(Data records)
* Begin *
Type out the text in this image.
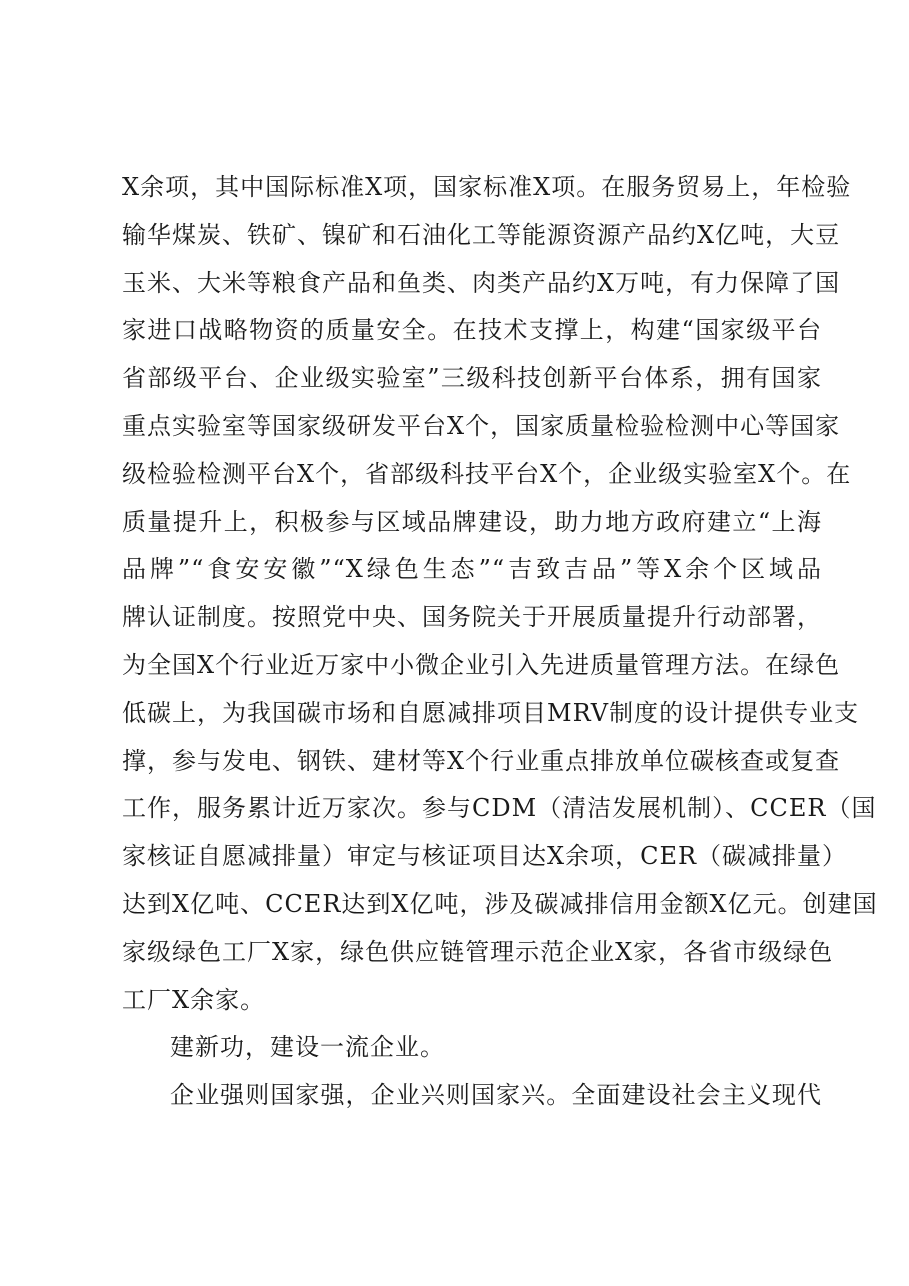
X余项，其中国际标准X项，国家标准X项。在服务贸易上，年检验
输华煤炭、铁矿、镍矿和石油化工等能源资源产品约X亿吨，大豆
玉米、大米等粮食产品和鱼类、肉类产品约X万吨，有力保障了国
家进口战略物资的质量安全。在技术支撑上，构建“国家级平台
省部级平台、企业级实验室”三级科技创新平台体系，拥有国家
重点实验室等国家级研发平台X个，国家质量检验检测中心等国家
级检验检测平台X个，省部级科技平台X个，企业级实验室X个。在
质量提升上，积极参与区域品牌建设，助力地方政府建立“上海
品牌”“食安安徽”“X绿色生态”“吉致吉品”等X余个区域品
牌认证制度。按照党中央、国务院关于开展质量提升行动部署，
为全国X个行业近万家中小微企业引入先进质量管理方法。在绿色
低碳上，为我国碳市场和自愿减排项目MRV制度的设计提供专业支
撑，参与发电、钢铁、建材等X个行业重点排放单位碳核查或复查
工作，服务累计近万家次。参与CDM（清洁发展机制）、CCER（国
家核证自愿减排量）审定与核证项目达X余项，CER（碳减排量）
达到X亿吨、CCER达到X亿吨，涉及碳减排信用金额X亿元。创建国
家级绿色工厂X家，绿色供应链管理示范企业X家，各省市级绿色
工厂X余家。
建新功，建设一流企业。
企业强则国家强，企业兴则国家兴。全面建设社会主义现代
* End *
* _PROBLEM REQUIREMENTS_:
All entries must be written out again exactly as given, with no pictures in the copy.

* _OUTPUT FOR THIS TASK_:
Type out the text in this image.
X余项，其中国际标准X项，国家标准X项。在服务贸易上，年检验
输华煤炭、铁矿、镍矿和石油化工等能源资源产品约X亿吨，大豆
玉米、大米等粮食产品和鱼类、肉类产品约X万吨，有力保障了国
家进口战略物资的质量安全。在技术支撑上，构建“国家级平台
省部级平台、企业级实验室”三级科技创新平台体系，拥有国家
重点实验室等国家级研发平台X个，国家质量检验检测中心等国家
级检验检测平台X个，省部级科技平台X个，企业级实验室X个。在
质量提升上，积极参与区域品牌建设，助力地方政府建立“上海
品牌”“食安安徽”“X绿色生态”“吉致吉品”等X余个区域品
牌认证制度。按照党中央、国务院关于开展质量提升行动部署，
为全国X个行业近万家中小微企业引入先进质量管理方法。在绿色
低碳上，为我国碳市场和自愿减排项目MRV制度的设计提供专业支
撑，参与发电、钢铁、建材等X个行业重点排放单位碳核查或复查
工作，服务累计近万家次。参与CDM（清洁发展机制）、CCER（国
家核证自愿减排量）审定与核证项目达X余项，CER（碳减排量）
达到X亿吨、CCER达到X亿吨，涉及碳减排信用金额X亿元。创建国
家级绿色工厂X家，绿色供应链管理示范企业X家，各省市级绿色
工厂X余家。
建新功，建设一流企业。
企业强则国家强，企业兴则国家兴。全面建设社会主义现代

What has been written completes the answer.